Images must not appear in your copy; reproduce every other part of the records exactly.

[start of Task inputs]

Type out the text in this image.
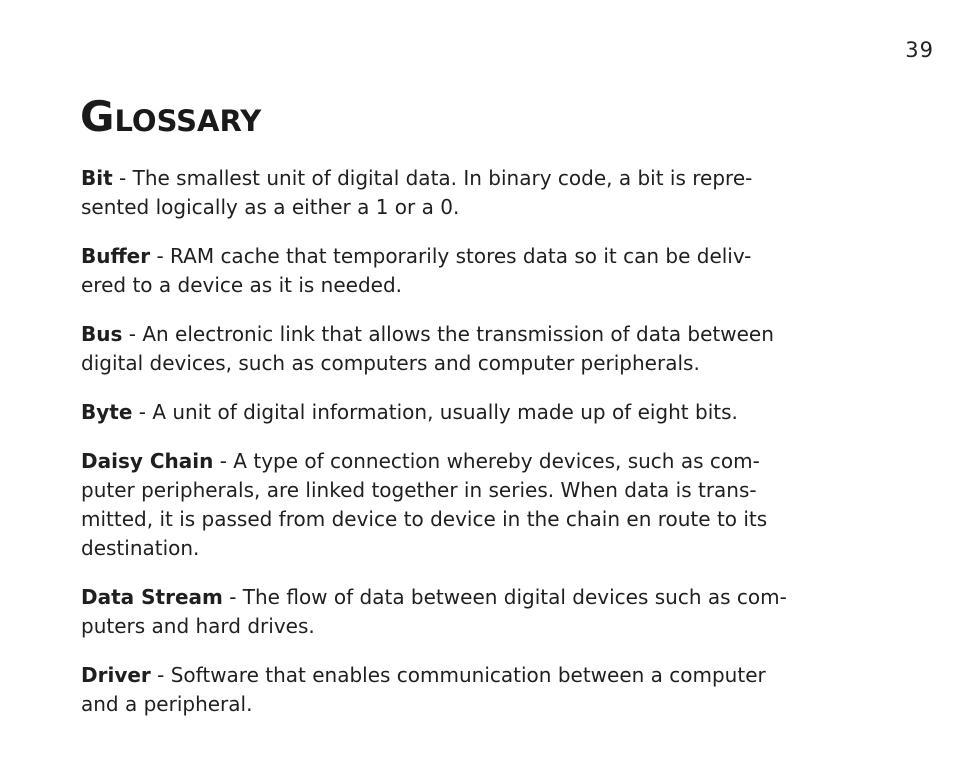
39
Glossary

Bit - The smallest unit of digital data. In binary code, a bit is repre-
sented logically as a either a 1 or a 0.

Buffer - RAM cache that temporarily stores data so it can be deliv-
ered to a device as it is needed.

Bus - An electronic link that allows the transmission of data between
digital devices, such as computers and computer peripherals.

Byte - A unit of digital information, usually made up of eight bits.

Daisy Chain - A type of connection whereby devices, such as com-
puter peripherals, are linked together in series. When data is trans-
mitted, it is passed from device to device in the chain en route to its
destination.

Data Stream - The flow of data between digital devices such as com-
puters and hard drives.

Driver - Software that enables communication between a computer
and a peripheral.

[end of Task inputs]

#### Solution below:
Type out the text in this image.
39
Glossary

Bit - The smallest unit of digital data. In binary code, a bit is repre-
sented logically as a either a 1 or a 0.

Buffer - RAM cache that temporarily stores data so it can be deliv-
ered to a device as it is needed.

Bus - An electronic link that allows the transmission of data between
digital devices, such as computers and computer peripherals.

Byte - A unit of digital information, usually made up of eight bits.

Daisy Chain - A type of connection whereby devices, such as com-
puter peripherals, are linked together in series. When data is trans-
mitted, it is passed from device to device in the chain en route to its
destination.

Data Stream - The flow of data between digital devices such as com-
puters and hard drives.

Driver - Software that enables communication between a computer
and a peripheral.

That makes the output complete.